**What to work on:**
Exact reproduction of the data is required, with images excluded.

**Recorded data:**
------------

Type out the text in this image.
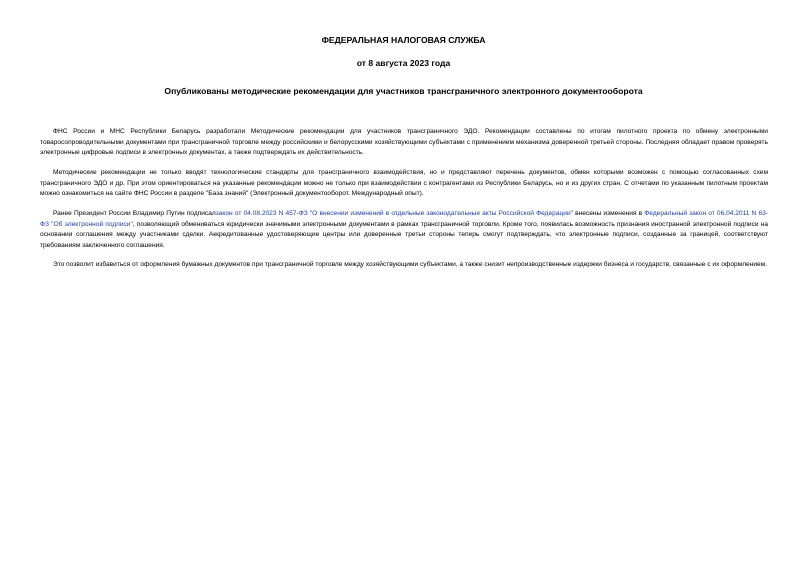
ФЕДЕРАЛЬНАЯ НАЛОГОВАЯ СЛУЖБА

от 8 августа 2023 года

Опубликованы методические рекомендации для участников трансграничного электронного документооборота

ФНС России и МНС Республики Беларусь разработали Методические рекомендации для участников трансграничного ЭДО. Рекомендации составлены по итогам пилотного проекта по обмену электронными товаросопроводительными документами при трансграничной торговле между российскими и белорусскими хозяйствующими субъектами с применением механизма доверенной третьей стороны. Последняя обладает правом проверять электронные цифровые подписи в электронных документах, а также подтверждать их действительность.

Методические рекомендации не только вводят технологические стандарты для трансграничного взаимодействия, но и представляют перечень документов, обмен которыми возможен с помощью согласованных схем трансграничного ЭДО и др. При этом ориентироваться на указанные рекомендации можно не только при взаимодействии с контрагентами из Республики Беларусь, но и из других стран. С отчетами по указанным пилотным проектам можно ознакомиться на сайте ФНС России в разделе "База знаний" (Электронный документооборот. Международный опыт).

Ранее Президент России Владимир Путин подписалзакон от 04.08.2023 N 457-ФЗ "О внесении изменений в отдельные законодательные акты Российской Федерации" внесены изменения в Федеральный закон от 06.04.2011 N 63-ФЗ "Об электронной подписи", позволяющий обмениваться юридически значимыми электронными документами в рамках трансграничной торговли. Кроме того, появилась возможность признания иностранной электронной подписи на основании соглашения между участниками сделки. Аккредитованные удостоверяющие центры или доверенные третьи стороны теперь смогут подтверждать, что электронные подписи, созданные за границей, соответствуют требованиям заключенного соглашения.

Это позволит избавиться от оформления бумажных документов при трансграничной торговле между хозяйствующими субъектами, а также снизит непроизводственные издержки бизнеса и государств, связанные с их оформлением.
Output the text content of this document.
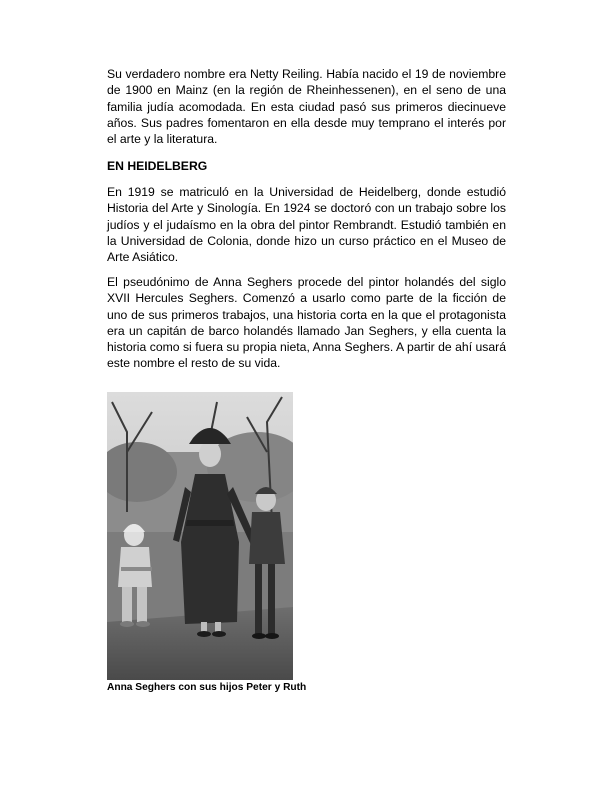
Su verdadero nombre era Netty Reiling. Había nacido el 19 de noviembre de 1900 en Mainz (en la región de Rheinhessenen), en el seno de una familia judía acomodada. En esta ciudad pasó sus primeros diecinueve años. Sus padres fomentaron en ella desde muy temprano el interés por el arte y la literatura.

EN HEIDELBERG

En 1919 se matriculó en la Universidad de Heidelberg, donde estudió Historia del Arte y Sinología. En 1924 se doctoró con un trabajo sobre los judíos y el judaísmo en la obra del pintor Rembrandt. Estudió también en la Universidad de Colonia, donde hizo un curso práctico en el Museo de Arte Asiático.

El pseudónimo de Anna Seghers procede del pintor holandés del siglo XVII Hercules Seghers. Comenzó a usarlo como parte de la ficción de uno de sus primeros trabajos, una historia corta en la que el protagonista era un capitán de barco holandés llamado Jan Seghers, y ella cuenta la historia como si fuera su propia nieta, Anna Seghers. A partir de ahí usará este nombre el resto de su vida.

Anna Seghers con sus hijos Peter y Ruth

------------

**Completed task:**
Type out the text in this image.
ФЕДЕРАЛЬНАЯ НАЛОГОВАЯ СЛУЖБА

от 8 августа 2023 года

Опубликованы методические рекомендации для участников трансграничного электронного документооборота

ФНС России и МНС Республики Беларусь разработали Методические рекомендации для участников трансграничного ЭДО. Рекомендации составлены по итогам пилотного проекта по обмену электронными товаросопроводительными документами при трансграничной торговле между российскими и белорусскими хозяйствующими субъектами с применением механизма доверенной третьей стороны. Последняя обладает правом проверять электронные цифровые подписи в электронных документах, а также подтверждать их действительность.

Методические рекомендации не только вводят технологические стандарты для трансграничного взаимодействия, но и представляют перечень документов, обмен которыми возможен с помощью согласованных схем трансграничного ЭДО и др. При этом ориентироваться на указанные рекомендации можно не только при взаимодействии с контрагентами из Республики Беларусь, но и из других стран. С отчетами по указанным пилотным проектам можно ознакомиться на сайте ФНС России в разделе "База знаний" (Электронный документооборот. Международный опыт).

Ранее Президент России Владимир Путин подписалзакон от 04.08.2023 N 457-ФЗ "О внесении изменений в отдельные законодательные акты Российской Федерации" внесены изменения в Федеральный закон от 06.04.2011 N 63-ФЗ "Об электронной подписи", позволяющий обмениваться юридически значимыми электронными документами в рамках трансграничной торговли. Кроме того, появилась возможность признания иностранной электронной подписи на основании соглашения между участниками сделки. Аккредитованные удостоверяющие центры или доверенные третьи стороны теперь смогут подтверждать, что электронные подписи, созданные за границей, соответствуют требованиям заключенного соглашения.

Это позволит избавиться от оформления бумажных документов при трансграничной торговле между хозяйствующими субъектами, а также снизит непроизводственные издержки бизнеса и государств, связанные с их оформлением.
Output the text content of this document.
Su verdadero nombre era Netty Reiling. Había nacido el 19 de noviembre de 1900 en Mainz (en la región de Rheinhessenen), en el seno de una familia judía acomodada. En esta ciudad pasó sus primeros diecinueve años. Sus padres fomentaron en ella desde muy temprano el interés por el arte y la literatura.

EN HEIDELBERG

En 1919 se matriculó en la Universidad de Heidelberg, donde estudió Historia del Arte y Sinología. En 1924 se doctoró con un trabajo sobre los judíos y el judaísmo en la obra del pintor Rembrandt. Estudió también en la Universidad de Colonia, donde hizo un curso práctico en el Museo de Arte Asiático.

El pseudónimo de Anna Seghers procede del pintor holandés del siglo XVII Hercules Seghers. Comenzó a usarlo como parte de la ficción de uno de sus primeros trabajos, una historia corta en la que el protagonista era un capitán de barco holandés llamado Jan Seghers, y ella cuenta la historia como si fuera su propia nieta, Anna Seghers. A partir de ahí usará este nombre el resto de su vida.

Anna Seghers con sus hijos Peter y Ruth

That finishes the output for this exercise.